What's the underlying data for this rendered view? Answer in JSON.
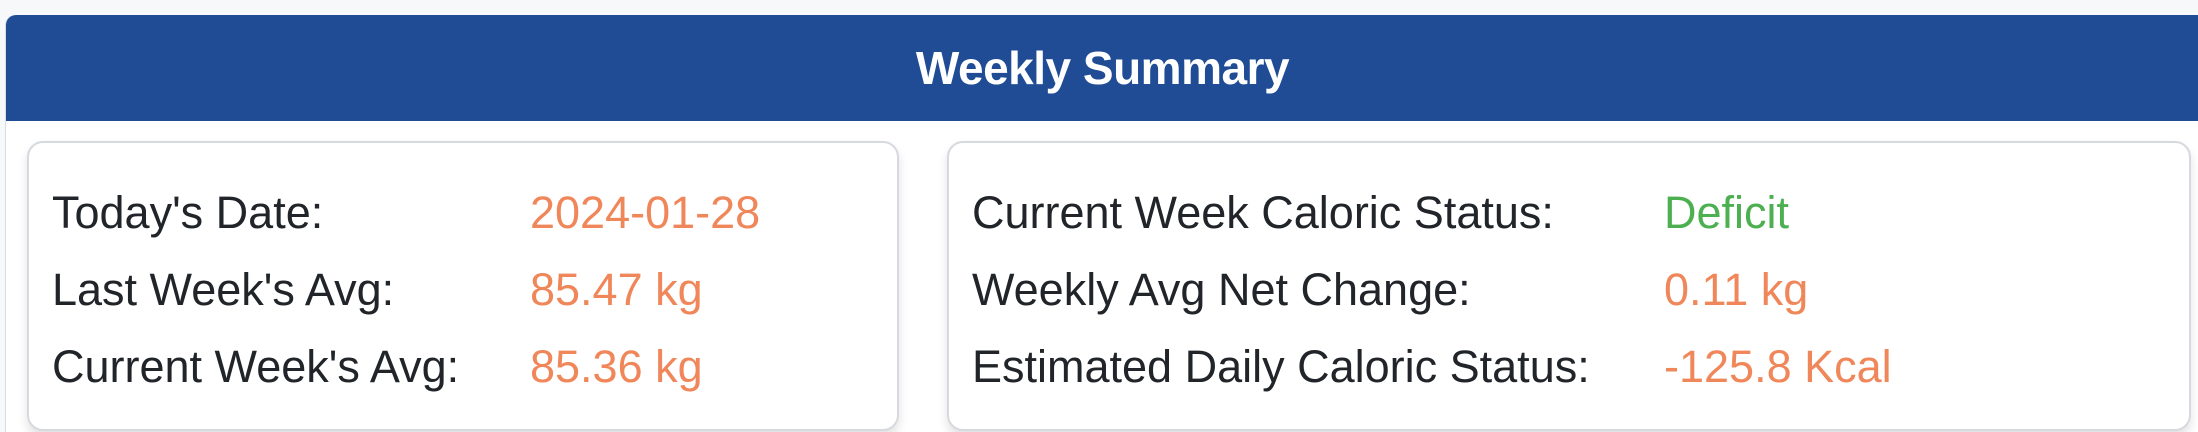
{
  "summary": {
    "title": "Weekly Summary",
    "left_card": {
      "rows": [
        {
          "label": "Today's Date:",
          "value": "2024-01-28"
        },
        {
          "label": "Last Week's Avg:",
          "value": "85.47 kg"
        },
        {
          "label": "Current Week's Avg:",
          "value": "85.36 kg"
        }
      ]
    },
    "right_card": {
      "rows": [
        {
          "label": "Current Week Caloric Status:",
          "value": "Deficit"
        },
        {
          "label": "Weekly Avg Net Change:",
          "value": "0.11 kg"
        },
        {
          "label": "Estimated Daily Caloric Status:",
          "value": "-125.8 Kcal"
        }
      ]
    }
  },
  "colors": {
    "header_bg": "#1f4c95",
    "value_orange": "#f0875a",
    "value_green": "#4caf50",
    "label_text": "#212529"
  }
}
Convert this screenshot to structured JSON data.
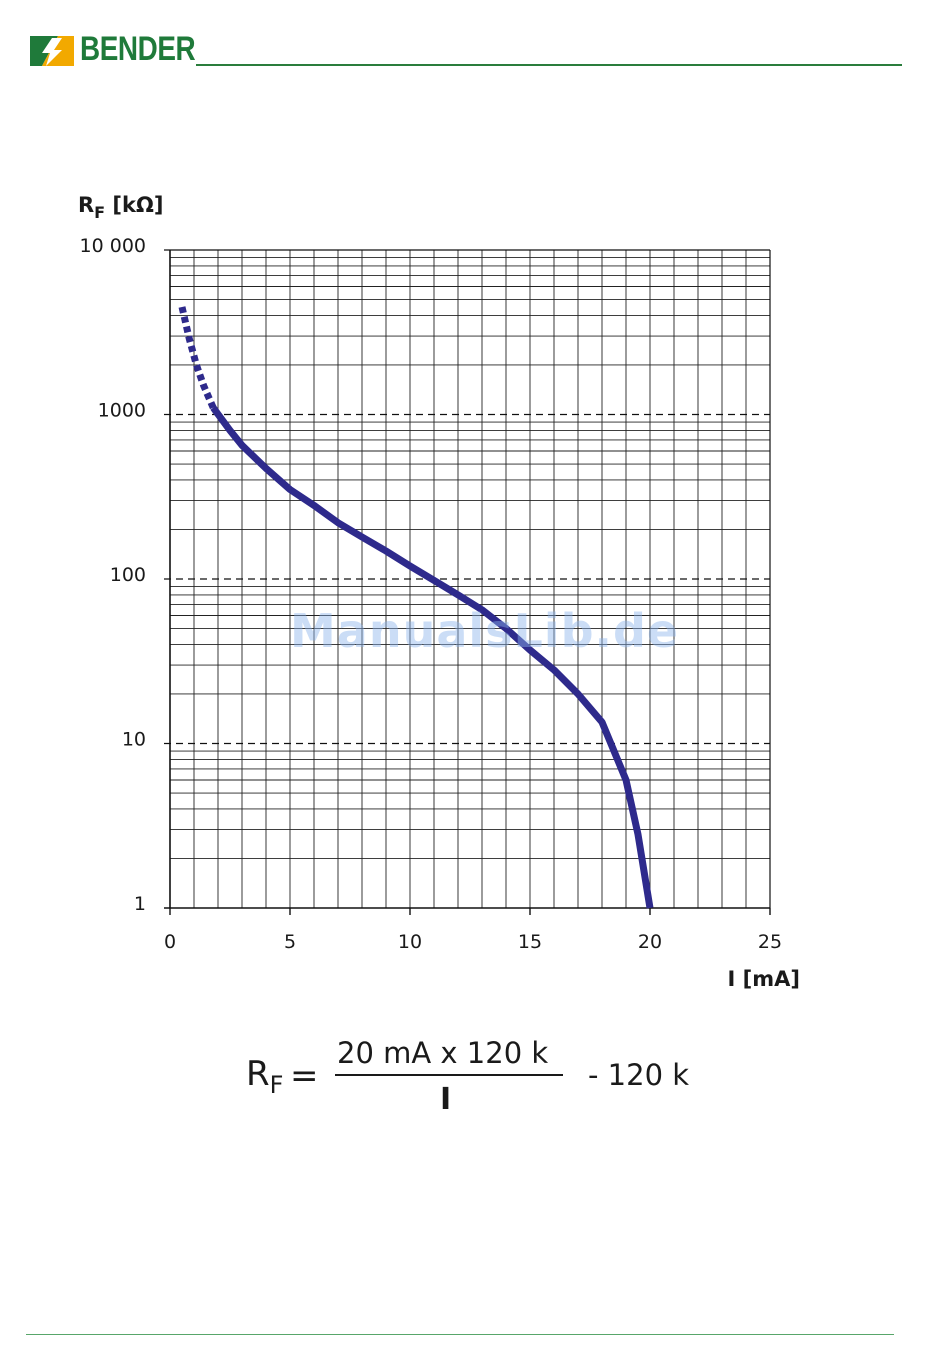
{
  "header": {
    "brand": "BENDER",
    "colors": {
      "brand_green": "#1f7a3a",
      "logo_orange": "#f2a900"
    },
    "logo_icon": "bender-lightning-logo-icon"
  },
  "chart_data": {
    "type": "line",
    "ylabel_main": "R",
    "ylabel_sub": "F",
    "ylabel_unit": " [kΩ]",
    "xlabel": "I [mA]",
    "xlim": [
      0,
      25
    ],
    "ylim": [
      1,
      10000
    ],
    "yscale": "log",
    "grid": true,
    "x_ticks": [
      "0",
      "5",
      "10",
      "15",
      "20",
      "25"
    ],
    "y_ticks": [
      "10 000",
      "1000",
      "100",
      "10",
      "1"
    ],
    "y_tick_values": [
      10000,
      1000,
      100,
      10,
      1
    ],
    "line_color": "#2e2a8c",
    "series": [
      {
        "style": "dashed",
        "x": [
          0.5,
          0.8,
          1.1,
          1.4,
          1.8
        ],
        "y": [
          4500,
          2900,
          2000,
          1500,
          1100
        ]
      },
      {
        "style": "solid",
        "x": [
          1.8,
          2.5,
          3,
          4,
          5,
          6,
          7,
          8,
          9,
          10,
          11,
          12,
          13,
          14,
          15,
          16,
          17,
          18,
          19,
          19.5,
          20
        ],
        "y": [
          1100,
          800,
          650,
          470,
          350,
          280,
          220,
          180,
          148,
          120,
          98,
          80,
          65,
          50,
          37,
          28,
          20,
          13.5,
          6,
          2.8,
          1
        ]
      }
    ]
  },
  "formula": {
    "lhs_main": "R",
    "lhs_sub": "F",
    "equals": "=",
    "numerator": "20 mA x 120 k",
    "denominator": "I",
    "tail": "- 120 k"
  },
  "watermark": "ManualsLib.de"
}
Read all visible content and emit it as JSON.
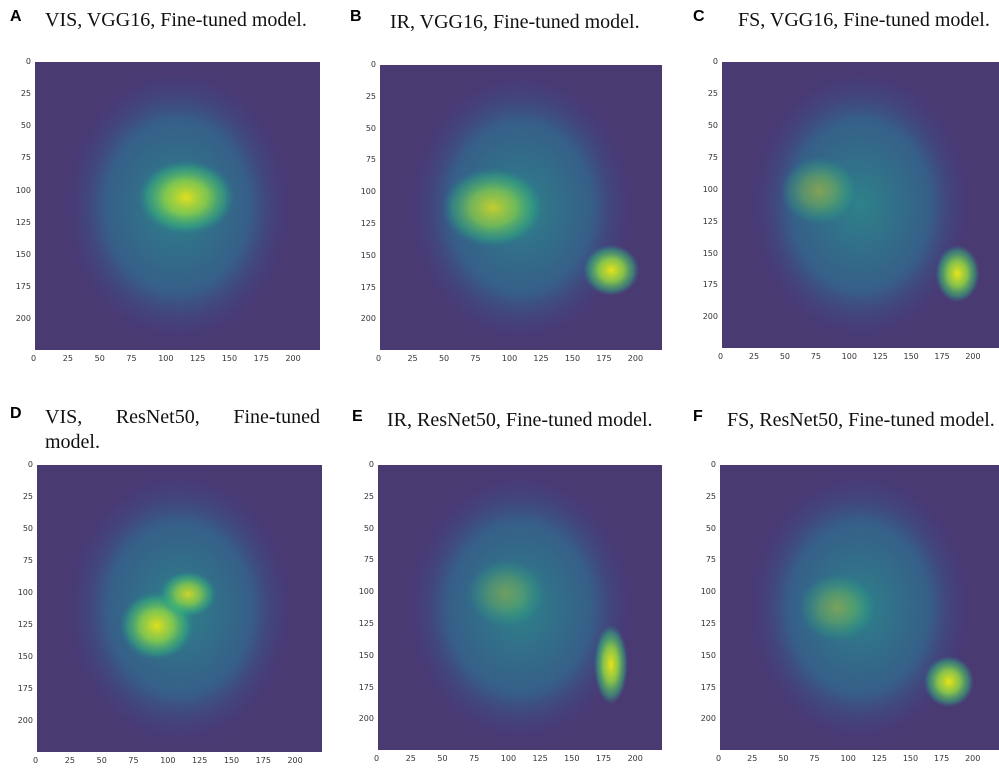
{
  "panels": [
    {
      "letter": "A",
      "caption": "VIS, VGG16, Fine-tuned model.",
      "yticks": [
        "0",
        "25",
        "50",
        "75",
        "100",
        "125",
        "150",
        "175",
        "200"
      ],
      "xticks": [
        "0",
        "25",
        "50",
        "75",
        "100",
        "125",
        "150",
        "175",
        "200"
      ]
    },
    {
      "letter": "B",
      "caption": "IR, VGG16, Fine-tuned model.",
      "yticks": [
        "0",
        "25",
        "50",
        "75",
        "100",
        "125",
        "150",
        "175",
        "200"
      ],
      "xticks": [
        "0",
        "25",
        "50",
        "75",
        "100",
        "125",
        "150",
        "175",
        "200"
      ]
    },
    {
      "letter": "C",
      "caption": "FS, VGG16, Fine-tuned model.",
      "yticks": [
        "0",
        "25",
        "50",
        "75",
        "100",
        "125",
        "150",
        "175",
        "200"
      ],
      "xticks": [
        "0",
        "25",
        "50",
        "75",
        "100",
        "125",
        "150",
        "175",
        "200"
      ]
    },
    {
      "letter": "D",
      "caption": "VIS, ResNet50, Fine-tuned model.",
      "yticks": [
        "0",
        "25",
        "50",
        "75",
        "100",
        "125",
        "150",
        "175",
        "200"
      ],
      "xticks": [
        "0",
        "25",
        "50",
        "75",
        "100",
        "125",
        "150",
        "175",
        "200"
      ]
    },
    {
      "letter": "E",
      "caption": "IR, ResNet50, Fine-tuned model.",
      "yticks": [
        "0",
        "25",
        "50",
        "75",
        "100",
        "125",
        "150",
        "175",
        "200"
      ],
      "xticks": [
        "0",
        "25",
        "50",
        "75",
        "100",
        "125",
        "150",
        "175",
        "200"
      ]
    },
    {
      "letter": "F",
      "caption": "FS, ResNet50, Fine-tuned model.",
      "yticks": [
        "0",
        "25",
        "50",
        "75",
        "100",
        "125",
        "150",
        "175",
        "200"
      ],
      "xticks": [
        "0",
        "25",
        "50",
        "75",
        "100",
        "125",
        "150",
        "175",
        "200"
      ]
    }
  ]
}
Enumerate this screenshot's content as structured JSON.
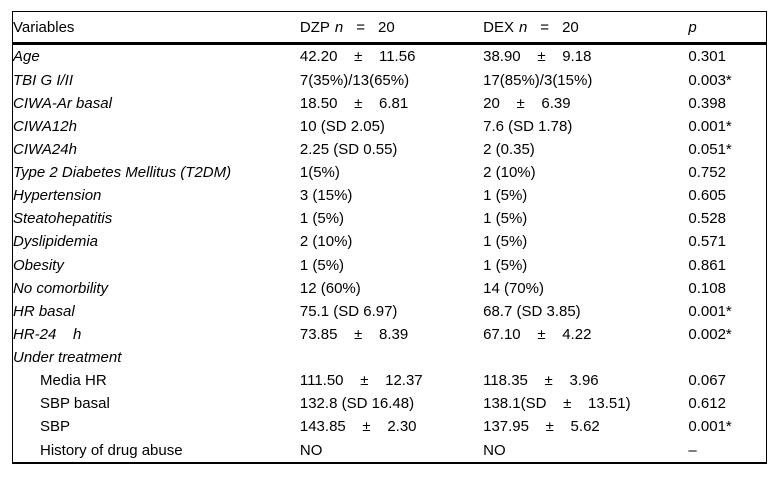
{
  "table": {
    "header": {
      "variables": "Variables",
      "dzp_name": "DZP",
      "dzp_n": "n",
      "dzp_eq": "=",
      "dzp_count": "20",
      "dex_name": "DEX",
      "dex_n": "n",
      "dex_eq": "=",
      "dex_count": "20",
      "p": "p"
    },
    "rows": [
      {
        "label": "Age",
        "italic": true,
        "indent": false,
        "dzp": "42.20    ±    11.56",
        "dex": "38.90    ±    9.18",
        "p": "0.301"
      },
      {
        "label": "TBI G I/II",
        "italic": true,
        "indent": false,
        "dzp": "7(35%)/13(65%)",
        "dex": "17(85%)/3(15%)",
        "p": "0.003*"
      },
      {
        "label": "CIWA-Ar basal",
        "italic": true,
        "indent": false,
        "dzp": "18.50    ±    6.81",
        "dex": "20    ±    6.39",
        "p": "0.398"
      },
      {
        "label": "CIWA12h",
        "italic": true,
        "indent": false,
        "dzp": "10 (SD 2.05)",
        "dex": "7.6 (SD 1.78)",
        "p": "0.001*"
      },
      {
        "label": "CIWA24h",
        "italic": true,
        "indent": false,
        "dzp": "2.25 (SD 0.55)",
        "dex": "2 (0.35)",
        "p": "0.051*"
      },
      {
        "label": "Type 2 Diabetes Mellitus (T2DM)",
        "italic": true,
        "indent": false,
        "dzp": "1(5%)",
        "dex": "2 (10%)",
        "p": "0.752"
      },
      {
        "label": "Hypertension",
        "italic": true,
        "indent": false,
        "dzp": "3 (15%)",
        "dex": "1 (5%)",
        "p": "0.605"
      },
      {
        "label": "Steatohepatitis",
        "italic": true,
        "indent": false,
        "dzp": "1 (5%)",
        "dex": "1 (5%)",
        "p": "0.528"
      },
      {
        "label": "Dyslipidemia",
        "italic": true,
        "indent": false,
        "dzp": "2 (10%)",
        "dex": "1 (5%)",
        "p": "0.571"
      },
      {
        "label": "Obesity",
        "italic": true,
        "indent": false,
        "dzp": "1 (5%)",
        "dex": "1 (5%)",
        "p": "0.861"
      },
      {
        "label": "No comorbility",
        "italic": true,
        "indent": false,
        "dzp": "12 (60%)",
        "dex": "14 (70%)",
        "p": "0.108"
      },
      {
        "label": "HR basal",
        "italic": true,
        "indent": false,
        "dzp": "75.1 (SD 6.97)",
        "dex": "68.7 (SD 3.85)",
        "p": "0.001*"
      },
      {
        "label": "HR-24    h",
        "italic": true,
        "indent": false,
        "dzp": "73.85    ±    8.39",
        "dex": "67.10    ±    4.22",
        "p": "0.002*"
      },
      {
        "label": "Under treatment",
        "italic": true,
        "indent": false,
        "dzp": "",
        "dex": "",
        "p": ""
      },
      {
        "label": "Media HR",
        "italic": false,
        "indent": true,
        "dzp": "111.50    ±    12.37",
        "dex": "118.35    ±    3.96",
        "p": "0.067"
      },
      {
        "label": "SBP basal",
        "italic": false,
        "indent": true,
        "dzp": "132.8 (SD 16.48)",
        "dex": "138.1(SD    ±    13.51)",
        "p": "0.612"
      },
      {
        "label": "SBP",
        "italic": false,
        "indent": true,
        "dzp": "143.85    ±    2.30",
        "dex": "137.95    ±    5.62",
        "p": "0.001*"
      },
      {
        "label": "History of drug abuse",
        "italic": false,
        "indent": true,
        "dzp": "NO",
        "dex": "NO",
        "p": "–"
      }
    ]
  }
}
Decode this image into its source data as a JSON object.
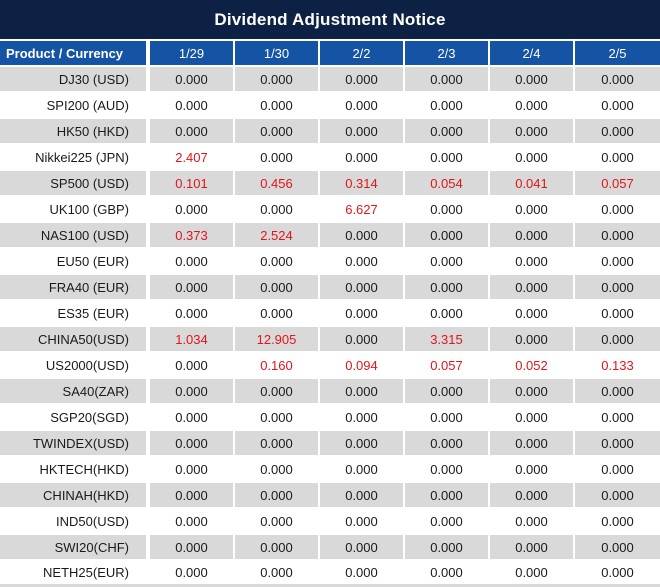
{
  "title": "Dividend Adjustment Notice",
  "colors": {
    "title_bar_bg": "#0d2145",
    "header_bg": "#1553a4",
    "row_alt_bg": "#d9d9d9",
    "text_color": "#1a1a1a",
    "highlight_value_color": "#e1151b"
  },
  "table": {
    "product_header": "Product / Currency",
    "date_columns": [
      "1/29",
      "1/30",
      "2/2",
      "2/3",
      "2/4",
      "2/5"
    ],
    "rows": [
      {
        "product": "DJ30 (USD)",
        "values": [
          "0.000",
          "0.000",
          "0.000",
          "0.000",
          "0.000",
          "0.000"
        ],
        "red_columns": []
      },
      {
        "product": "SPI200 (AUD)",
        "values": [
          "0.000",
          "0.000",
          "0.000",
          "0.000",
          "0.000",
          "0.000"
        ],
        "red_columns": []
      },
      {
        "product": "HK50 (HKD)",
        "values": [
          "0.000",
          "0.000",
          "0.000",
          "0.000",
          "0.000",
          "0.000"
        ],
        "red_columns": []
      },
      {
        "product": "Nikkei225 (JPN)",
        "values": [
          "2.407",
          "0.000",
          "0.000",
          "0.000",
          "0.000",
          "0.000"
        ],
        "red_columns": [
          0
        ]
      },
      {
        "product": "SP500 (USD)",
        "values": [
          "0.101",
          "0.456",
          "0.314",
          "0.054",
          "0.041",
          "0.057"
        ],
        "red_columns": [
          0,
          1,
          2,
          3,
          4,
          5
        ]
      },
      {
        "product": "UK100 (GBP)",
        "values": [
          "0.000",
          "0.000",
          "6.627",
          "0.000",
          "0.000",
          "0.000"
        ],
        "red_columns": [
          2
        ]
      },
      {
        "product": "NAS100 (USD)",
        "values": [
          "0.373",
          "2.524",
          "0.000",
          "0.000",
          "0.000",
          "0.000"
        ],
        "red_columns": [
          0,
          1
        ]
      },
      {
        "product": "EU50 (EUR)",
        "values": [
          "0.000",
          "0.000",
          "0.000",
          "0.000",
          "0.000",
          "0.000"
        ],
        "red_columns": []
      },
      {
        "product": "FRA40 (EUR)",
        "values": [
          "0.000",
          "0.000",
          "0.000",
          "0.000",
          "0.000",
          "0.000"
        ],
        "red_columns": []
      },
      {
        "product": "ES35 (EUR)",
        "values": [
          "0.000",
          "0.000",
          "0.000",
          "0.000",
          "0.000",
          "0.000"
        ],
        "red_columns": []
      },
      {
        "product": "CHINA50(USD)",
        "values": [
          "1.034",
          "12.905",
          "0.000",
          "3.315",
          "0.000",
          "0.000"
        ],
        "red_columns": [
          0,
          1,
          3
        ]
      },
      {
        "product": "US2000(USD)",
        "values": [
          "0.000",
          "0.160",
          "0.094",
          "0.057",
          "0.052",
          "0.133"
        ],
        "red_columns": [
          1,
          2,
          3,
          4,
          5
        ]
      },
      {
        "product": "SA40(ZAR)",
        "values": [
          "0.000",
          "0.000",
          "0.000",
          "0.000",
          "0.000",
          "0.000"
        ],
        "red_columns": []
      },
      {
        "product": "SGP20(SGD)",
        "values": [
          "0.000",
          "0.000",
          "0.000",
          "0.000",
          "0.000",
          "0.000"
        ],
        "red_columns": []
      },
      {
        "product": "TWINDEX(USD)",
        "values": [
          "0.000",
          "0.000",
          "0.000",
          "0.000",
          "0.000",
          "0.000"
        ],
        "red_columns": []
      },
      {
        "product": "HKTECH(HKD)",
        "values": [
          "0.000",
          "0.000",
          "0.000",
          "0.000",
          "0.000",
          "0.000"
        ],
        "red_columns": []
      },
      {
        "product": "CHINAH(HKD)",
        "values": [
          "0.000",
          "0.000",
          "0.000",
          "0.000",
          "0.000",
          "0.000"
        ],
        "red_columns": []
      },
      {
        "product": "IND50(USD)",
        "values": [
          "0.000",
          "0.000",
          "0.000",
          "0.000",
          "0.000",
          "0.000"
        ],
        "red_columns": []
      },
      {
        "product": "SWI20(CHF)",
        "values": [
          "0.000",
          "0.000",
          "0.000",
          "0.000",
          "0.000",
          "0.000"
        ],
        "red_columns": []
      },
      {
        "product": "NETH25(EUR)",
        "values": [
          "0.000",
          "0.000",
          "0.000",
          "0.000",
          "0.000",
          "0.000"
        ],
        "red_columns": []
      }
    ]
  }
}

##########

(Task description) Using the entries above, find all lines with "this". Copy them.

(Complete answer)
What's the underlying data for this rendered view? Answer in JSON.
Convert this screenshot to structured JSON data.
Enumerate this screenshot's content as structured JSON.
Decode this image into its source data as a JSON object.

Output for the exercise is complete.